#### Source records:
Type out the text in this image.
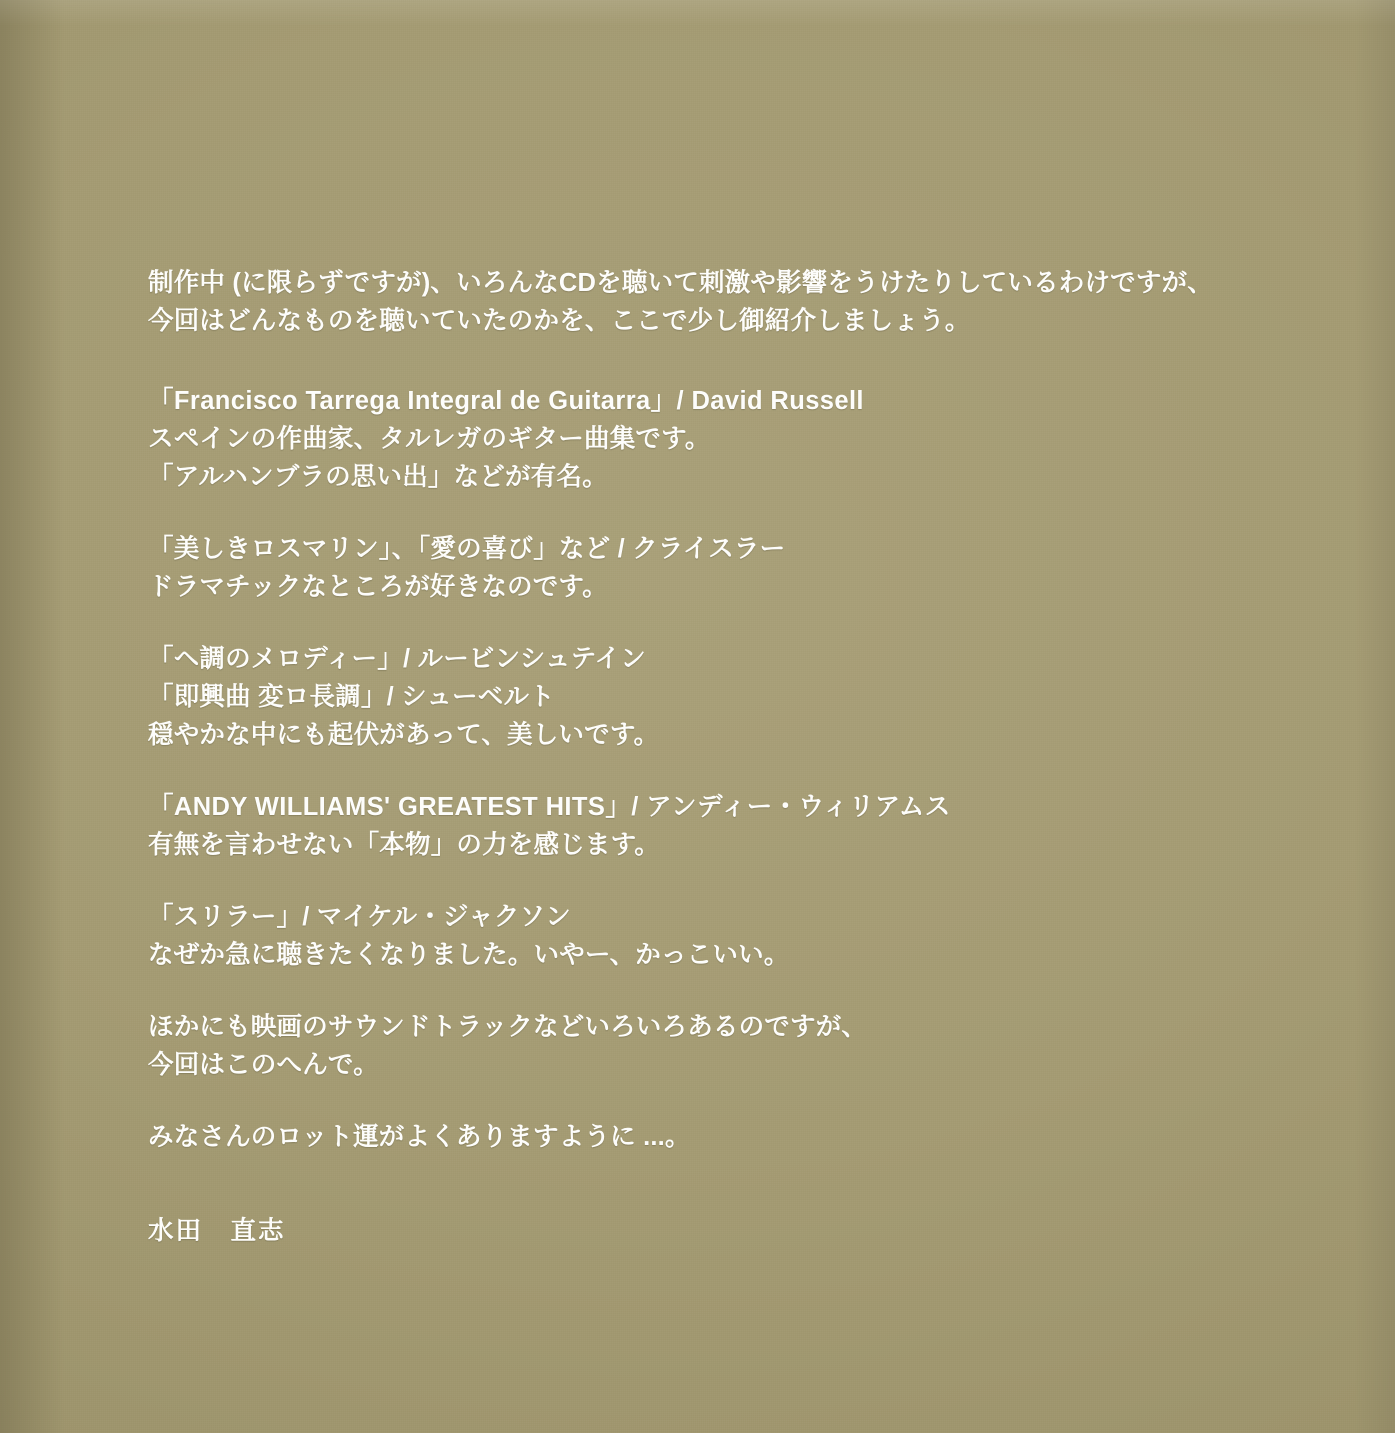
制作中 (に限らずですが)、いろんなCDを聴いて刺激や影響をうけたりしているわけですが、
今回はどんなものを聴いていたのかを、ここで少し御紹介しましょう。
「Francisco Tarrega Integral de Guitarra」/ David Russell
スペインの作曲家、タルレガのギター曲集です。
「アルハンブラの思い出」などが有名。
「美しきロスマリン」、「愛の喜び」など / クライスラー
ドラマチックなところが好きなのです。
「ヘ調のメロディー」/ ルービンシュテイン
「即興曲 変ロ長調」/ シューベルト
穏やかな中にも起伏があって、美しいです。
「ANDY WILLIAMS' GREATEST HITS」/ アンディー・ウィリアムス
有無を言わせない「本物」の力を感じます。
「スリラー」/ マイケル・ジャクソン
なぜか急に聴きたくなりました。いやー、かっこいい。
ほかにも映画のサウンドトラックなどいろいろあるのですが、
今回はこのへんで。
みなさんのロット運がよくありますように ...。
水田　直志
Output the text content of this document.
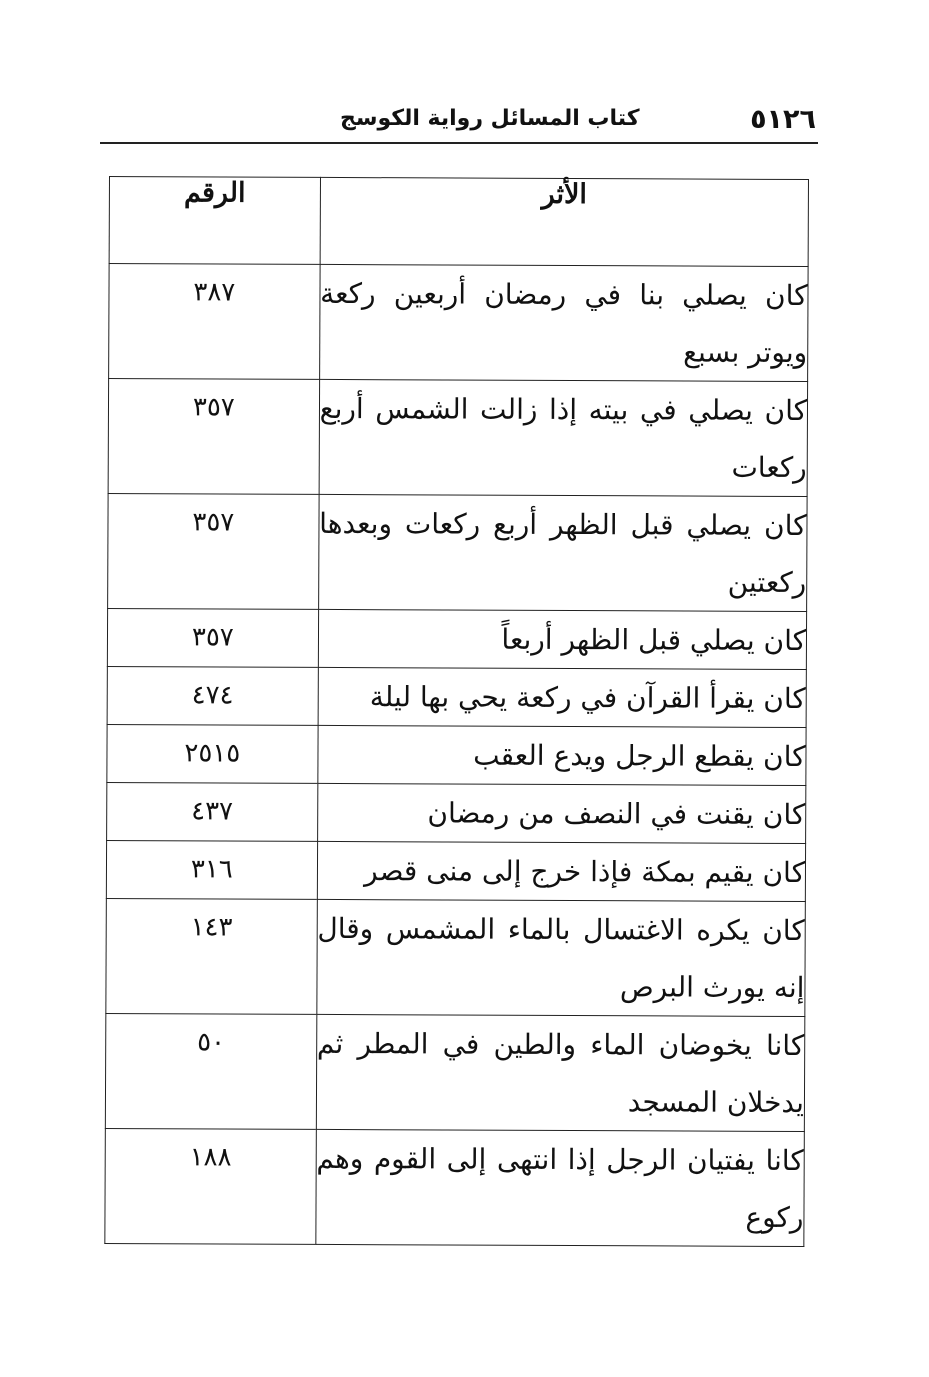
٥١٢٦
كتاب المسائل رواية الكوسج
الأثر	الرقم
كان يصلي بنا في رمضان أربعين ركعة ويوتر بسبع	٣٨٧
كان يصلي في بيته إذا زالت الشمس أربع ركعات	٣٥٧
كان يصلي قبل الظهر أربع ركعات وبعدها ركعتين	٣٥٧
كان يصلي قبل الظهر أربعاً	٣٥٧
كان يقرأ القرآن في ركعة يحي بها ليلة	٤٧٤
كان يقطع الرجل ويدع العقب	٢٥١٥
كان يقنت في النصف من رمضان	٤٣٧
كان يقيم بمكة فإذا خرج إلى منى قصر	٣١٦
كان يكره الاغتسال بالماء المشمس وقال إنه يورث البرص	١٤٣
كانا يخوضان الماء والطين في المطر ثم يدخلان المسجد	٥٠
كانا يفتيان الرجل إذا انتهى إلى القوم وهم ركوع	١٨٨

#### Exercise task:
Repeat all of the entries word for word, but omit the pictures.

#### Full response:
Type out the text in this image.
制作中 (に限らずですが)、いろんなCDを聴いて刺激や影響をうけたりしているわけですが、
今回はどんなものを聴いていたのかを、ここで少し御紹介しましょう。
「Francisco Tarrega Integral de Guitarra」/ David Russell
スペインの作曲家、タルレガのギター曲集です。
「アルハンブラの思い出」などが有名。
「美しきロスマリン」、「愛の喜び」など / クライスラー
ドラマチックなところが好きなのです。
「ヘ調のメロディー」/ ルービンシュテイン
「即興曲 変ロ長調」/ シューベルト
穏やかな中にも起伏があって、美しいです。
「ANDY WILLIAMS' GREATEST HITS」/ アンディー・ウィリアムス
有無を言わせない「本物」の力を感じます。
「スリラー」/ マイケル・ジャクソン
なぜか急に聴きたくなりました。いやー、かっこいい。
ほかにも映画のサウンドトラックなどいろいろあるのですが、
今回はこのへんで。
みなさんのロット運がよくありますように ...。
水田　直志
Output the text content of this document.
٥١٢٦
كتاب المسائل رواية الكوسج
الأثر	الرقم
كان يصلي بنا في رمضان أربعين ركعة ويوتر بسبع	٣٨٧
كان يصلي في بيته إذا زالت الشمس أربع ركعات	٣٥٧
كان يصلي قبل الظهر أربع ركعات وبعدها ركعتين	٣٥٧
كان يصلي قبل الظهر أربعاً	٣٥٧
كان يقرأ القرآن في ركعة يحي بها ليلة	٤٧٤
كان يقطع الرجل ويدع العقب	٢٥١٥
كان يقنت في النصف من رمضان	٤٣٧
كان يقيم بمكة فإذا خرج إلى منى قصر	٣١٦
كان يكره الاغتسال بالماء المشمس وقال إنه يورث البرص	١٤٣
كانا يخوضان الماء والطين في المطر ثم يدخلان المسجد	٥٠
كانا يفتيان الرجل إذا انتهى إلى القوم وهم ركوع	١٨٨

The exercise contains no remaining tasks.